COMPITO DA SVOLGERE » Nel testo sui vini costosi riportato più sotto, perché si consiglia di non scendere sotto i 4 euro? Spiegalo in una o due frasi.

TESTO DA LEGGERE »
I vini più costosi non più buoni
Più è caro, più è di classe: lo pensiamo tutti. Ma in un esperimento scientifico pubblicato sulla rivista americana Journal of Wine Economics, da più di 6 mila degustazioni è emerso che quando gli assaggiatori sono ignari del prezzo giudicano migliore il vino mediamente meno costoso. Un gruppo di scienziati californiani ha fatto lo stesso esperimento, mostrando il prezzo. Lo studio ha dimostrato che quando assaggiamo due vini, uno molto più caro dell’altro, i nostri organi di senso percepiscono i sapori nello stesso modo, ma l’area del piacere, situata nella corteccia cerebrale, si attiva meglio nel momento in cui beviamo il più caro. In sostanza, il prezzo migliora l’esperienza sensoriale. Altri esperimenti sulle annate e sulle riserve hanno svelato che solo gli esperti riescono a identificare una bottiglia pregiata. Il consiglio: prova vini diversi e affidati al tuo gusto. Ma non aspettarti di apprezzare di più un vino costoso, a meno che tu non sia un sommelier. Non scendere però sotto i 4 euro perché non è possibile che un prodotto di qualità costi così poco.

VOCI FORNITE »
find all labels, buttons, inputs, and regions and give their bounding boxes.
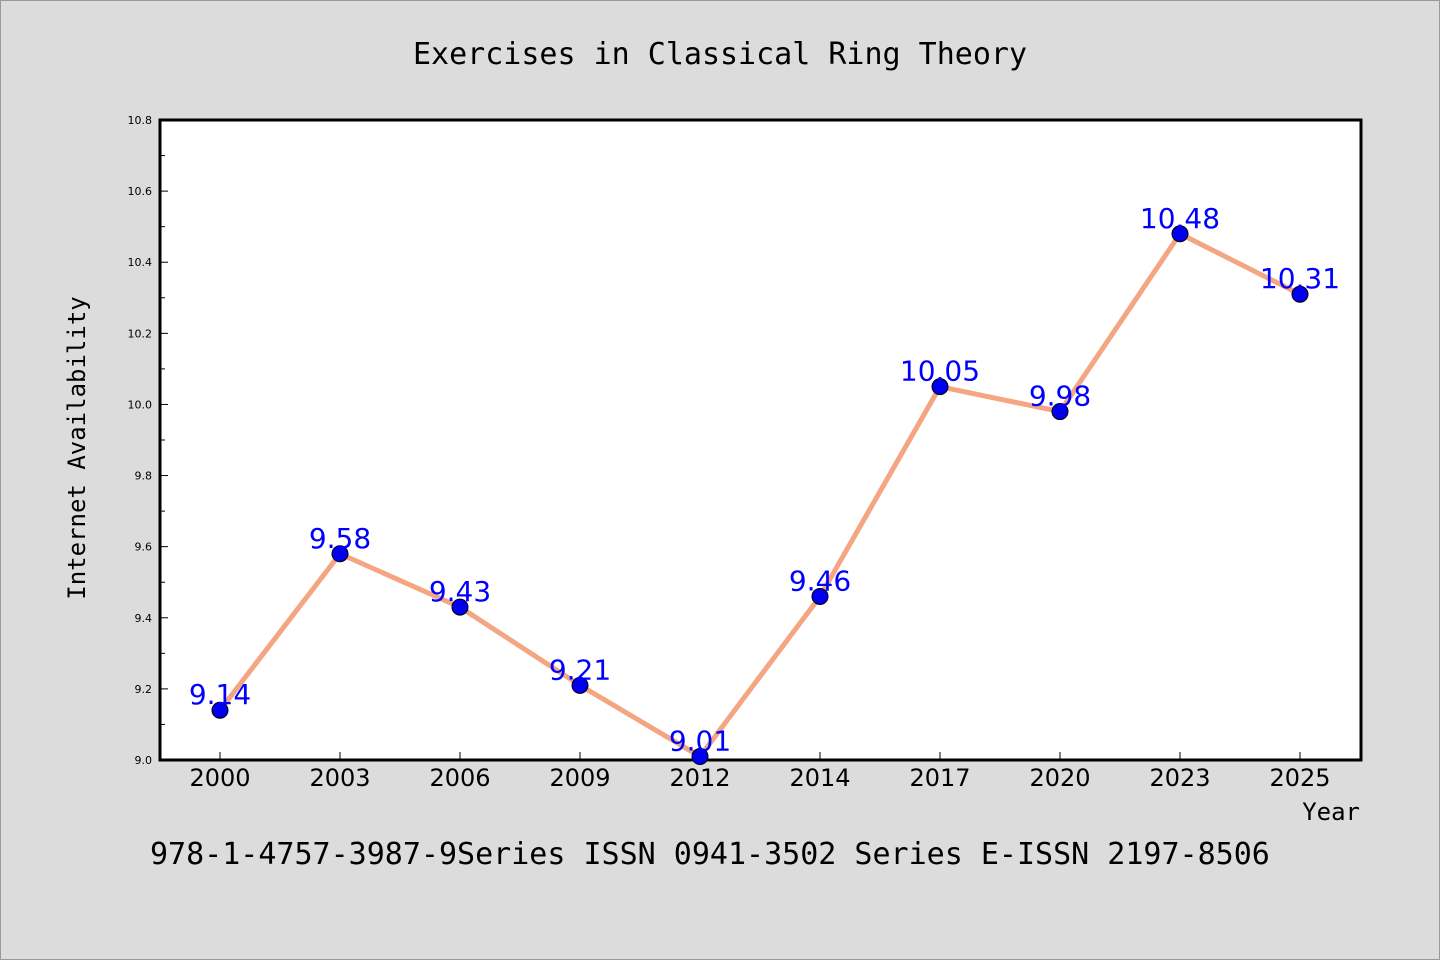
data-point	[691, 747, 709, 765]
footer-text: 978-1-4757-3987-9Series ISSN 0941-3502 S…	[150, 837, 1270, 872]
x-tick-label: 2020	[1029, 764, 1090, 792]
y-tick-label: 10.6	[128, 185, 153, 198]
x-tick-label: 2000	[189, 764, 250, 792]
x-axis-label: Year	[1302, 798, 1360, 826]
x-tick-label: 2017	[909, 764, 970, 792]
data-point	[811, 587, 829, 605]
x-tick-label: 2025	[1269, 764, 1330, 792]
y-tick-label: 9.2	[135, 683, 153, 696]
data-point	[331, 545, 349, 563]
data-point	[931, 378, 949, 396]
data-label: 10.31	[1260, 262, 1340, 295]
y-tick-label: 9.0	[135, 754, 153, 767]
x-tick-label: 2003	[309, 764, 370, 792]
data-label: 9.98	[1029, 380, 1091, 413]
y-tick-label: 9.6	[135, 541, 153, 554]
data-label: 9.21	[549, 653, 611, 686]
y-axis: 9.0 9.2 9.4 9.6 9.8 10.0 10.2 10.4 10.6 10.8	[128, 114, 168, 767]
data-label: 9.43	[429, 575, 491, 608]
x-tick-label: 2012	[669, 764, 730, 792]
y-tick-label: 9.4	[135, 612, 153, 625]
y-tick-label: 10.4	[128, 256, 153, 269]
data-label: 9.58	[309, 522, 371, 555]
series-line	[217, 231, 1303, 759]
data-label: 10.48	[1140, 202, 1220, 235]
data-label: 10.05	[900, 355, 980, 388]
data-point	[1291, 285, 1309, 303]
y-tick-label: 10.8	[128, 114, 153, 127]
y-tick-label: 10.0	[128, 398, 153, 411]
data-label: 9.01	[669, 724, 731, 757]
y-axis-label: Internet Availability	[63, 296, 91, 599]
x-tick-label: 2023	[1149, 764, 1210, 792]
data-point	[211, 701, 229, 719]
data-label: 9.14	[189, 678, 251, 711]
y-tick-label: 9.8	[135, 470, 153, 483]
plot-area	[158, 118, 1363, 762]
y-tick-label: 10.2	[128, 327, 153, 340]
data-point	[451, 598, 469, 616]
series-layer: 9.14 9.58 9.43 9.21 9.01 9.46 10.05 9.98 10.48 10…	[189, 202, 1340, 765]
data-point	[1051, 403, 1069, 421]
data-label: 9.46	[789, 564, 851, 597]
x-axis: 2000 2003 2006 2009 2012 2014 2017 2020 2023 2025	[189, 752, 1331, 792]
x-tick-label: 2009	[549, 764, 610, 792]
chart-title: Exercises in Classical Ring Theory	[413, 37, 1027, 72]
data-point	[571, 676, 589, 694]
data-point	[1171, 225, 1189, 243]
x-tick-label: 2006	[429, 764, 490, 792]
x-tick-label: 2014	[789, 764, 850, 792]
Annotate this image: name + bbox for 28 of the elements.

RISPOSTA » Il testo consiglia di non scendere sotto i 4 euro perché un prodotto di qualità non può costare così poco.